## Task details
Below is a set of records; print all of them exactly as written.

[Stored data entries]
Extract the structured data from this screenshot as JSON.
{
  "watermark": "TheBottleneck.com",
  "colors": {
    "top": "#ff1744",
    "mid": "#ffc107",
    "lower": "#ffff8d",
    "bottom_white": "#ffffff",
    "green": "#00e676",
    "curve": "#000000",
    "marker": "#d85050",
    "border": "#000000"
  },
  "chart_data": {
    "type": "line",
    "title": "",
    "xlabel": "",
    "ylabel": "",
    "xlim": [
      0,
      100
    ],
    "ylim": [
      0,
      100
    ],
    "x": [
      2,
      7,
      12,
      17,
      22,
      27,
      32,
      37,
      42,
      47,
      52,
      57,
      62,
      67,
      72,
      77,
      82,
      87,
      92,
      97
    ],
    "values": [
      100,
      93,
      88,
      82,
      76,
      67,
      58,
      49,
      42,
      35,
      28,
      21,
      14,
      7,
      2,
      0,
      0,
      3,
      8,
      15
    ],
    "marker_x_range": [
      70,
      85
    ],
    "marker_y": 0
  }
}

## The solution
Extract the structured data from this screenshot as JSON.
{
  "watermark": "TheBottleneck.com",
  "colors": {
    "top": "#ff1744",
    "mid": "#ffc107",
    "lower": "#ffff8d",
    "bottom_white": "#ffffff",
    "green": "#00e676",
    "curve": "#000000",
    "marker": "#d85050",
    "border": "#000000"
  },
  "chart_data": {
    "type": "line",
    "title": "",
    "xlabel": "",
    "ylabel": "",
    "xlim": [
      0,
      100
    ],
    "ylim": [
      0,
      100
    ],
    "x": [
      2,
      7,
      12,
      17,
      22,
      27,
      32,
      37,
      42,
      47,
      52,
      57,
      62,
      67,
      72,
      77,
      82,
      87,
      92,
      97
    ],
    "values": [
      100,
      93,
      88,
      82,
      76,
      67,
      58,
      49,
      42,
      35,
      28,
      21,
      14,
      7,
      2,
      0,
      0,
      3,
      8,
      15
    ],
    "marker_x_range": [
      70,
      85
    ],
    "marker_y": 0
  }
}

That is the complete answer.